## [REQUIREMENTS]
Please copy out each listing below with "screenshot" swapped for "image" and everything else left as it is. Omit the pictures from your answer.

[Layout listing]
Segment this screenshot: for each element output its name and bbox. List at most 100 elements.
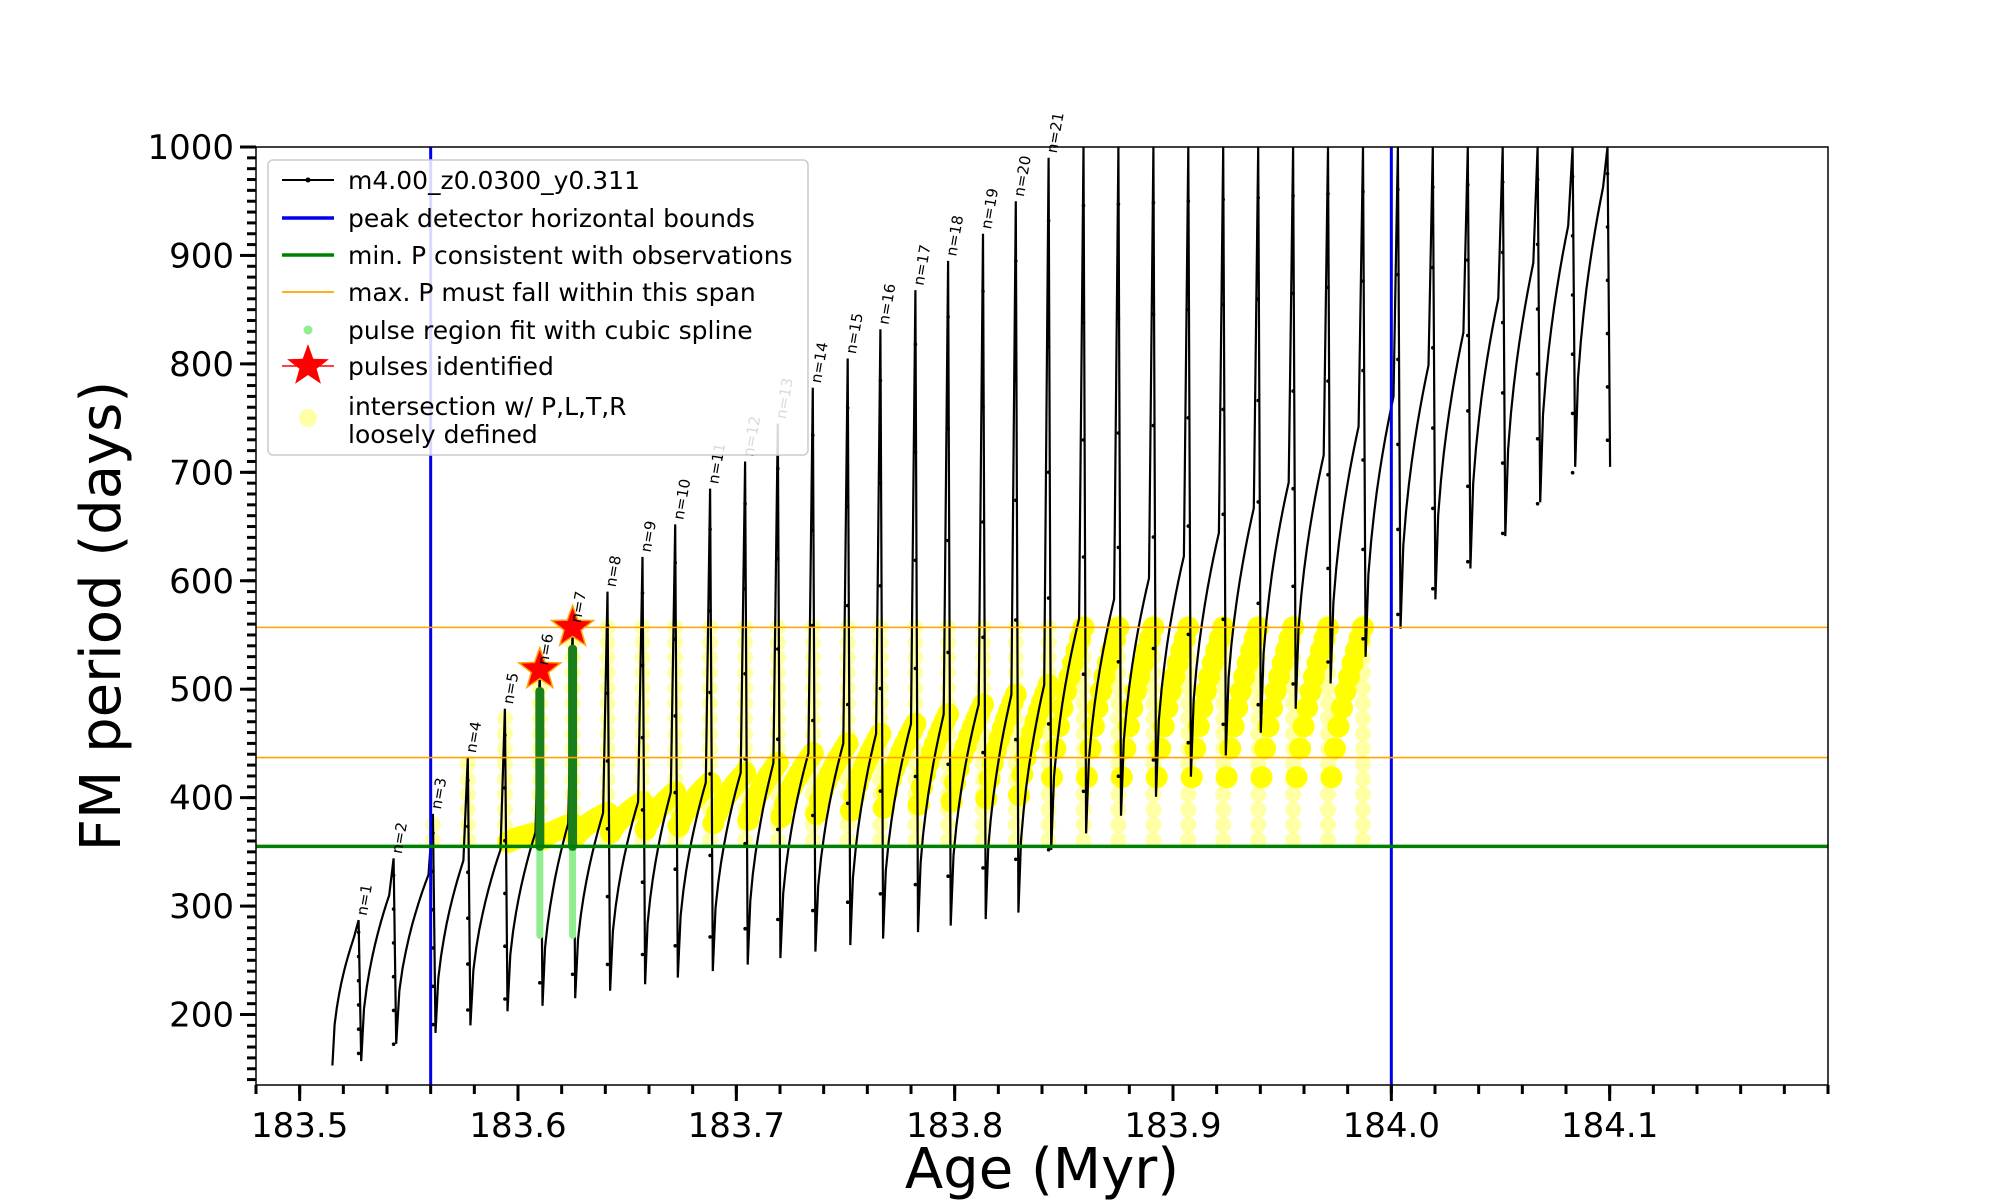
track-point [1361, 279, 1365, 283]
intersection-marker [1250, 816, 1267, 833]
track-point [1221, 407, 1225, 412]
track-point [1326, 472, 1330, 477]
intersection-marker [1215, 801, 1232, 818]
track-point [1466, 258, 1470, 262]
track-point [1535, 372, 1540, 376]
track-point [1014, 857, 1018, 862]
track-point [878, 789, 883, 793]
track-point [913, 774, 918, 779]
intersection-marker [1222, 715, 1245, 738]
intersection-marker [839, 710, 856, 727]
track-point [845, 406, 850, 410]
track-point [811, 433, 815, 438]
track-point [673, 560, 677, 565]
intersection-marker [940, 816, 957, 833]
intersection-marker [737, 680, 754, 697]
track-point [1326, 192, 1330, 196]
track-point [1396, 272, 1400, 277]
intersection-marker [1180, 801, 1197, 818]
intersection-marker [1004, 683, 1027, 706]
intersection-marker [1040, 634, 1057, 651]
track-point [913, 882, 918, 887]
intersection-marker [1156, 696, 1179, 719]
intersection-marker [1075, 680, 1092, 697]
track-point [708, 690, 712, 695]
intersection-marker [1250, 831, 1267, 848]
track-point [708, 935, 712, 939]
y-tick-label: 700 [169, 453, 234, 493]
track-point [466, 778, 470, 783]
intersection-marker [769, 680, 786, 697]
intersection-marker [1075, 786, 1092, 803]
legend-label: intersection w/ P,L,T,R [348, 392, 627, 421]
intersection-marker [1296, 696, 1319, 719]
intersection-marker [737, 710, 754, 727]
pulse-label: n=6 [534, 632, 557, 666]
intersection-marker [804, 725, 821, 742]
intersection-marker [1110, 801, 1127, 818]
track-point [1186, 524, 1191, 528]
intersection-marker [975, 664, 991, 681]
track-point [1151, 646, 1156, 651]
track-point [466, 916, 470, 920]
track-point [1291, 486, 1295, 491]
track-point [1291, 194, 1295, 198]
track-point [1570, 174, 1575, 179]
track-point [1396, 442, 1400, 447]
intersection-marker [839, 664, 856, 681]
track-point [1014, 737, 1018, 742]
track-point [1361, 458, 1365, 462]
track-point [1291, 389, 1295, 393]
track-point [981, 750, 985, 755]
intersection-marker [1180, 680, 1197, 697]
pulse-label: n=9 [637, 519, 660, 553]
intersection-marker [1292, 715, 1315, 738]
intersection-marker [1215, 816, 1232, 833]
track-point [981, 289, 985, 294]
track-point [708, 772, 712, 776]
intersection-marker [1250, 766, 1273, 789]
y-tick-label: 600 [169, 562, 234, 602]
intersection-marker [1355, 710, 1371, 727]
track-point [946, 538, 950, 543]
pulse-label: n=7 [567, 590, 590, 624]
track-point [1326, 566, 1330, 571]
track-point [1535, 242, 1540, 247]
intersection-marker [1320, 816, 1336, 833]
track-point [1256, 601, 1260, 606]
track-point [466, 824, 470, 829]
intersection-marker [667, 740, 684, 757]
intersection-marker [872, 664, 889, 681]
intersection-marker [702, 695, 719, 712]
track-point [1570, 411, 1575, 416]
track-point [391, 907, 396, 911]
intersection-marker [1320, 786, 1336, 803]
intersection-marker [940, 790, 963, 813]
track-point [1186, 307, 1191, 312]
track-point [1081, 672, 1086, 676]
intersection-marker [1007, 816, 1024, 833]
track-point [1151, 312, 1156, 317]
track-point [845, 900, 850, 904]
track-point [673, 637, 677, 642]
intersection-marker [1110, 816, 1127, 833]
x-tick-label: 183.9 [1124, 1106, 1221, 1146]
intersection-marker [1040, 801, 1057, 818]
track-point [776, 917, 780, 922]
track-point [776, 827, 780, 832]
track-point [640, 808, 645, 812]
track-point [981, 520, 985, 524]
intersection-marker [1327, 715, 1350, 738]
x-axis-title: Age (Myr) [905, 1137, 1179, 1200]
track-point [356, 1003, 361, 1007]
track-point [913, 558, 918, 563]
track-point [1535, 501, 1540, 506]
track-point [946, 315, 950, 319]
pulse-label: n=3 [427, 776, 450, 810]
track-point [1116, 202, 1121, 206]
intersection-marker [1145, 680, 1162, 697]
track-point [776, 737, 780, 741]
intersection-marker [667, 756, 684, 772]
intersection-marker [1285, 831, 1302, 848]
track-point [356, 1051, 361, 1056]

## [RESULT BELOW]
Segment this image: for each element output its name and bbox. List at most 100 elements.
track-point [1361, 279, 1365, 283]
intersection-marker [1250, 816, 1267, 833]
track-point [1221, 407, 1225, 412]
track-point [1326, 472, 1330, 477]
intersection-marker [1215, 801, 1232, 818]
track-point [1466, 258, 1470, 262]
track-point [1535, 372, 1540, 376]
track-point [1014, 857, 1018, 862]
track-point [878, 789, 883, 793]
track-point [913, 774, 918, 779]
intersection-marker [1222, 715, 1245, 738]
intersection-marker [839, 710, 856, 727]
track-point [845, 406, 850, 410]
track-point [811, 433, 815, 438]
track-point [673, 560, 677, 565]
intersection-marker [940, 816, 957, 833]
intersection-marker [737, 680, 754, 697]
track-point [1326, 192, 1330, 196]
track-point [1396, 272, 1400, 277]
intersection-marker [1180, 801, 1197, 818]
intersection-marker [1004, 683, 1027, 706]
intersection-marker [1040, 634, 1057, 651]
track-point [913, 882, 918, 887]
intersection-marker [1156, 696, 1179, 719]
intersection-marker [1075, 680, 1092, 697]
track-point [708, 690, 712, 695]
intersection-marker [1250, 831, 1267, 848]
track-point [708, 935, 712, 939]
y-tick-label: 700 [169, 453, 234, 493]
track-point [466, 778, 470, 783]
intersection-marker [769, 680, 786, 697]
intersection-marker [1075, 786, 1092, 803]
legend-label: intersection w/ P,L,T,R [348, 392, 627, 421]
intersection-marker [1296, 696, 1319, 719]
intersection-marker [737, 710, 754, 727]
pulse-label: n=6 [534, 632, 557, 666]
intersection-marker [804, 725, 821, 742]
intersection-marker [1110, 801, 1127, 818]
track-point [1186, 524, 1191, 528]
intersection-marker [975, 664, 991, 681]
track-point [1151, 646, 1156, 651]
track-point [466, 916, 470, 920]
track-point [1291, 486, 1295, 491]
track-point [1291, 194, 1295, 198]
track-point [1570, 174, 1575, 179]
track-point [1396, 442, 1400, 447]
intersection-marker [839, 664, 856, 681]
track-point [1014, 737, 1018, 742]
track-point [1361, 458, 1365, 462]
track-point [1291, 389, 1295, 393]
track-point [981, 750, 985, 755]
intersection-marker [1180, 680, 1197, 697]
pulse-label: n=9 [637, 519, 660, 553]
intersection-marker [1292, 715, 1315, 738]
intersection-marker [1215, 816, 1232, 833]
track-point [981, 289, 985, 294]
track-point [708, 772, 712, 776]
intersection-marker [1250, 766, 1273, 789]
y-tick-label: 600 [169, 562, 234, 602]
intersection-marker [1355, 710, 1371, 727]
track-point [946, 538, 950, 543]
pulse-label: n=7 [567, 590, 590, 624]
track-point [1326, 566, 1330, 571]
track-point [1535, 242, 1540, 247]
intersection-marker [1320, 816, 1336, 833]
track-point [1256, 601, 1260, 606]
track-point [466, 824, 470, 829]
intersection-marker [667, 740, 684, 757]
intersection-marker [872, 664, 889, 681]
intersection-marker [702, 695, 719, 712]
track-point [1570, 411, 1575, 416]
track-point [391, 907, 396, 911]
intersection-marker [1320, 786, 1336, 803]
intersection-marker [940, 790, 963, 813]
track-point [1186, 307, 1191, 312]
track-point [1081, 672, 1086, 676]
intersection-marker [1007, 816, 1024, 833]
track-point [1151, 312, 1156, 317]
track-point [845, 900, 850, 904]
track-point [673, 637, 677, 642]
intersection-marker [1110, 816, 1127, 833]
x-tick-label: 183.9 [1124, 1106, 1221, 1146]
intersection-marker [1040, 801, 1057, 818]
track-point [776, 917, 780, 922]
track-point [776, 827, 780, 832]
track-point [640, 808, 645, 812]
track-point [981, 520, 985, 524]
intersection-marker [1327, 715, 1350, 738]
x-axis-title: Age (Myr) [905, 1137, 1179, 1200]
track-point [356, 1003, 361, 1007]
track-point [913, 558, 918, 563]
track-point [1535, 501, 1540, 506]
track-point [946, 315, 950, 319]
pulse-label: n=3 [427, 776, 450, 810]
track-point [1116, 202, 1121, 206]
intersection-marker [1145, 680, 1162, 697]
track-point [776, 737, 780, 741]
intersection-marker [667, 756, 684, 772]
intersection-marker [1285, 831, 1302, 848]
track-point [356, 1051, 361, 1056]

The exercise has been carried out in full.